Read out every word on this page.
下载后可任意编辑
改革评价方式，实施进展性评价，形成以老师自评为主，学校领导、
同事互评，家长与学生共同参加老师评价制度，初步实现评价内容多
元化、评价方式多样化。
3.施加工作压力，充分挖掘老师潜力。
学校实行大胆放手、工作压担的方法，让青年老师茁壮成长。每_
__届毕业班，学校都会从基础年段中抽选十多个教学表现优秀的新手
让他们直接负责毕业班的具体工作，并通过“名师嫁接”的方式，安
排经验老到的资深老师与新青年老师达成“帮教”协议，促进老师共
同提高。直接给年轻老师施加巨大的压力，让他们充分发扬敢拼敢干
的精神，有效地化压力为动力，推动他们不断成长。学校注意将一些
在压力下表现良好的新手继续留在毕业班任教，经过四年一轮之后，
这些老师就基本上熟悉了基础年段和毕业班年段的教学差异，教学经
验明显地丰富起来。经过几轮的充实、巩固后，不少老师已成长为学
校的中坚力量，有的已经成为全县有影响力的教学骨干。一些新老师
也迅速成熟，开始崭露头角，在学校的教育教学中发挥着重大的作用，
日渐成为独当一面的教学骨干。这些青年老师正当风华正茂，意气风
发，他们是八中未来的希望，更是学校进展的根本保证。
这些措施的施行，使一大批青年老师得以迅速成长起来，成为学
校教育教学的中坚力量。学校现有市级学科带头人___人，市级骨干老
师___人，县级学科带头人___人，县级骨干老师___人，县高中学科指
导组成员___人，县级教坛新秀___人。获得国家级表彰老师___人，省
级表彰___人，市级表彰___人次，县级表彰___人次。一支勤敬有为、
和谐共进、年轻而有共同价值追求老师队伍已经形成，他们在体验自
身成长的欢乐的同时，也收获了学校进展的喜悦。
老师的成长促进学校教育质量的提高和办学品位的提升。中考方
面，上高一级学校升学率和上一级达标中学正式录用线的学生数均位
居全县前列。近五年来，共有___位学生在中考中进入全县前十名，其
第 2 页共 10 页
====
#### [Directions]
Set every line of the listing down word for word.

#### [Completed task]
Read out every word on this page.
下载后可任意编辑
改革评价方式，实施进展性评价，形成以老师自评为主，学校领导、
同事互评，家长与学生共同参加老师评价制度，初步实现评价内容多
元化、评价方式多样化。
3.施加工作压力，充分挖掘老师潜力。
学校实行大胆放手、工作压担的方法，让青年老师茁壮成长。每_
__届毕业班，学校都会从基础年段中抽选十多个教学表现优秀的新手
让他们直接负责毕业班的具体工作，并通过“名师嫁接”的方式，安
排经验老到的资深老师与新青年老师达成“帮教”协议，促进老师共
同提高。直接给年轻老师施加巨大的压力，让他们充分发扬敢拼敢干
的精神，有效地化压力为动力，推动他们不断成长。学校注意将一些
在压力下表现良好的新手继续留在毕业班任教，经过四年一轮之后，
这些老师就基本上熟悉了基础年段和毕业班年段的教学差异，教学经
验明显地丰富起来。经过几轮的充实、巩固后，不少老师已成长为学
校的中坚力量，有的已经成为全县有影响力的教学骨干。一些新老师
也迅速成熟，开始崭露头角，在学校的教育教学中发挥着重大的作用，
日渐成为独当一面的教学骨干。这些青年老师正当风华正茂，意气风
发，他们是八中未来的希望，更是学校进展的根本保证。
这些措施的施行，使一大批青年老师得以迅速成长起来，成为学
校教育教学的中坚力量。学校现有市级学科带头人___人，市级骨干老
师___人，县级学科带头人___人，县级骨干老师___人，县高中学科指
导组成员___人，县级教坛新秀___人。获得国家级表彰老师___人，省
级表彰___人，市级表彰___人次，县级表彰___人次。一支勤敬有为、
和谐共进、年轻而有共同价值追求老师队伍已经形成，他们在体验自
身成长的欢乐的同时，也收获了学校进展的喜悦。
老师的成长促进学校教育质量的提高和办学品位的提升。中考方
面，上高一级学校升学率和上一级达标中学正式录用线的学生数均位
居全县前列。近五年来，共有___位学生在中考中进入全县前十名，其
第 2 页共 10 页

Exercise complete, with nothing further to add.